Data excerpts
-- BEGIN --
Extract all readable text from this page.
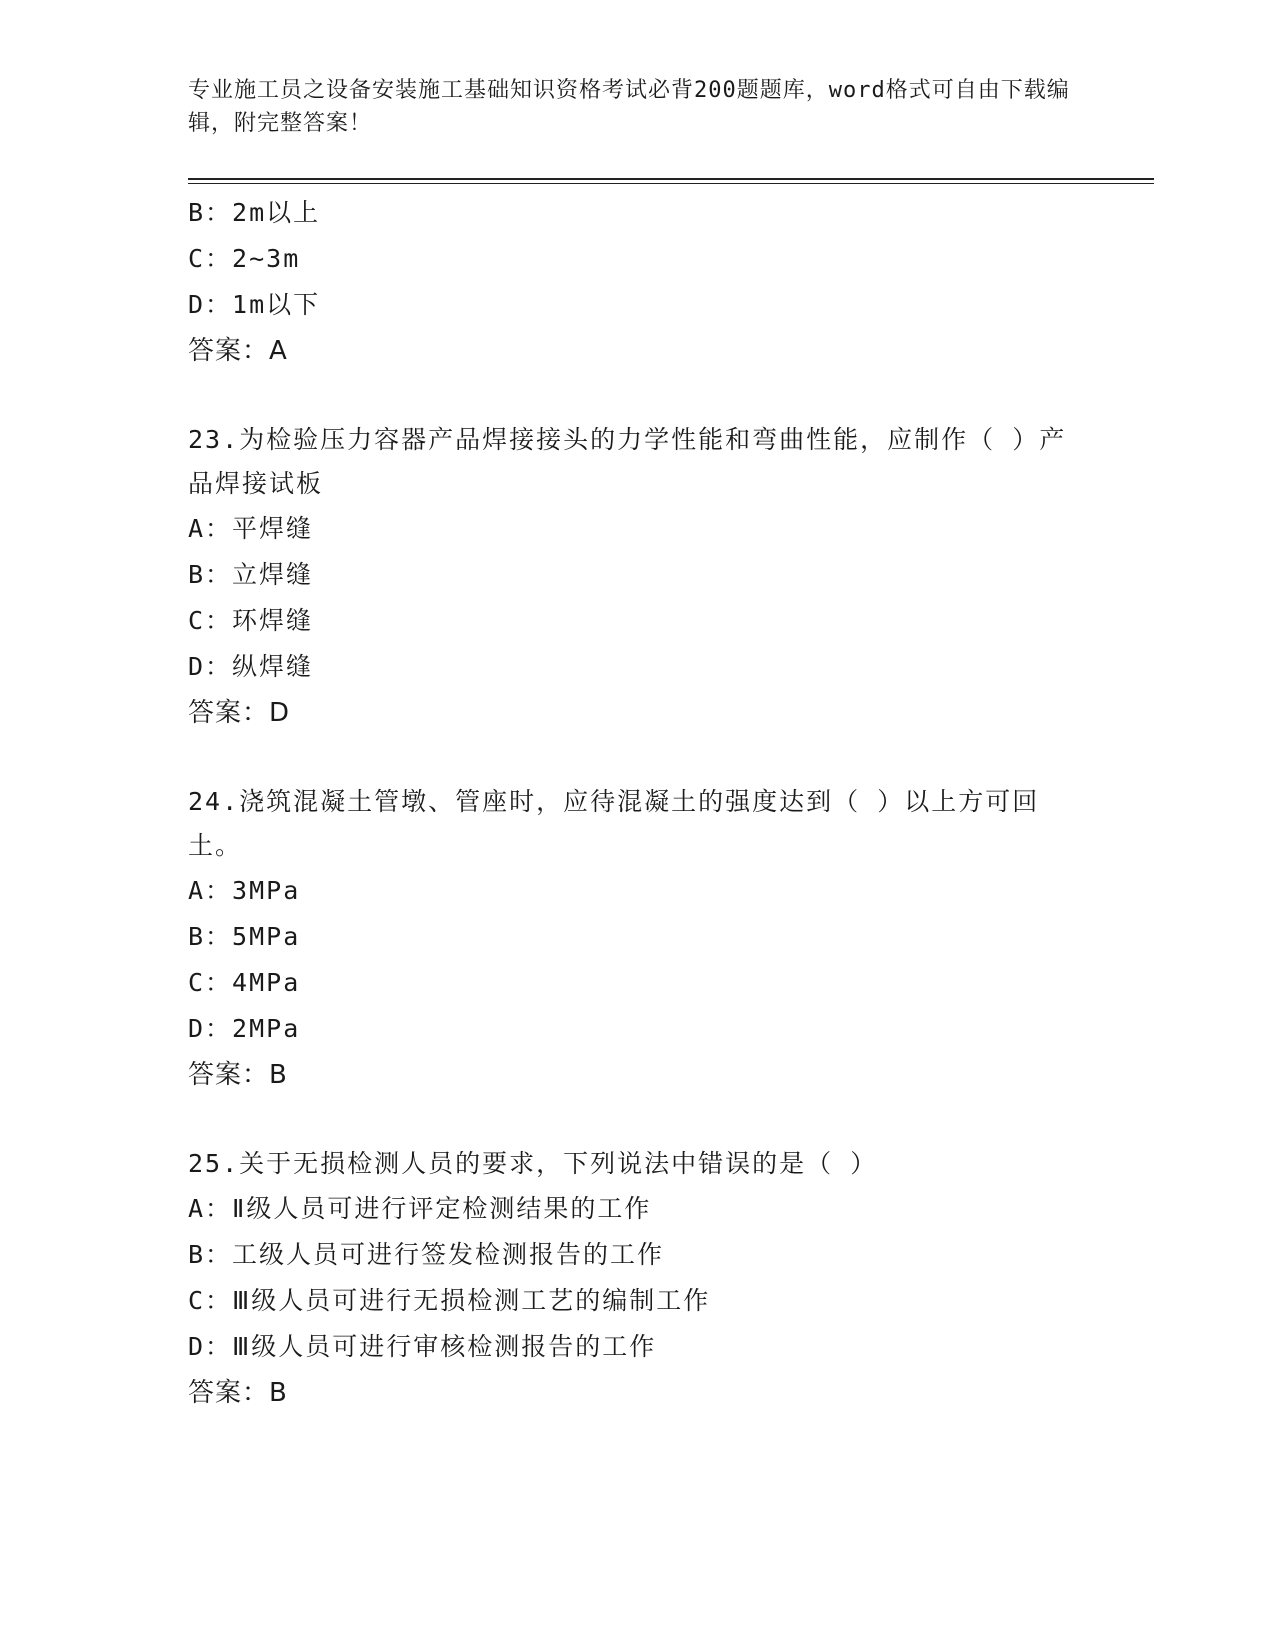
专业施工员之设备安装施工基础知识资格考试必背200题题库，word格式可自由下载编辑，附完整答案！
B：2m以上
C：2~3m
D：1m以下
答案：A
23.为检验压力容器产品焊接接头的力学性能和弯曲性能，应制作（ ）产品焊接试板
A：平焊缝
B：立焊缝
C：环焊缝
D：纵焊缝
答案：D
24.浇筑混凝土管墩、管座时，应待混凝土的强度达到（ ）以上方可回土。
A：3MPa
B：5MPa
C：4MPa
D：2MPa
答案：B
25.关于无损检测人员的要求，下列说法中错误的是（ ）
A：Ⅱ级人员可进行评定检测结果的工作
B：工级人员可进行签发检测报告的工作
C：Ⅲ级人员可进行无损检测工艺的编制工作
D：Ⅲ级人员可进行审核检测报告的工作
答案：B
-- END --
REQUIREMENTS → Repeat all the data as it stands, dropping any images it holds.

OUTPUT OF THE EXERCISE →
Extract all readable text from this page.
专业施工员之设备安装施工基础知识资格考试必背200题题库，word格式可自由下载编辑，附完整答案！
B：2m以上
C：2~3m
D：1m以下
答案：A
23.为检验压力容器产品焊接接头的力学性能和弯曲性能，应制作（ ）产品焊接试板
A：平焊缝
B：立焊缝
C：环焊缝
D：纵焊缝
答案：D
24.浇筑混凝土管墩、管座时，应待混凝土的强度达到（ ）以上方可回土。
A：3MPa
B：5MPa
C：4MPa
D：2MPa
答案：B
25.关于无损检测人员的要求，下列说法中错误的是（ ）
A：Ⅱ级人员可进行评定检测结果的工作
B：工级人员可进行签发检测报告的工作
C：Ⅲ级人员可进行无损检测工艺的编制工作
D：Ⅲ级人员可进行审核检测报告的工作
答案：B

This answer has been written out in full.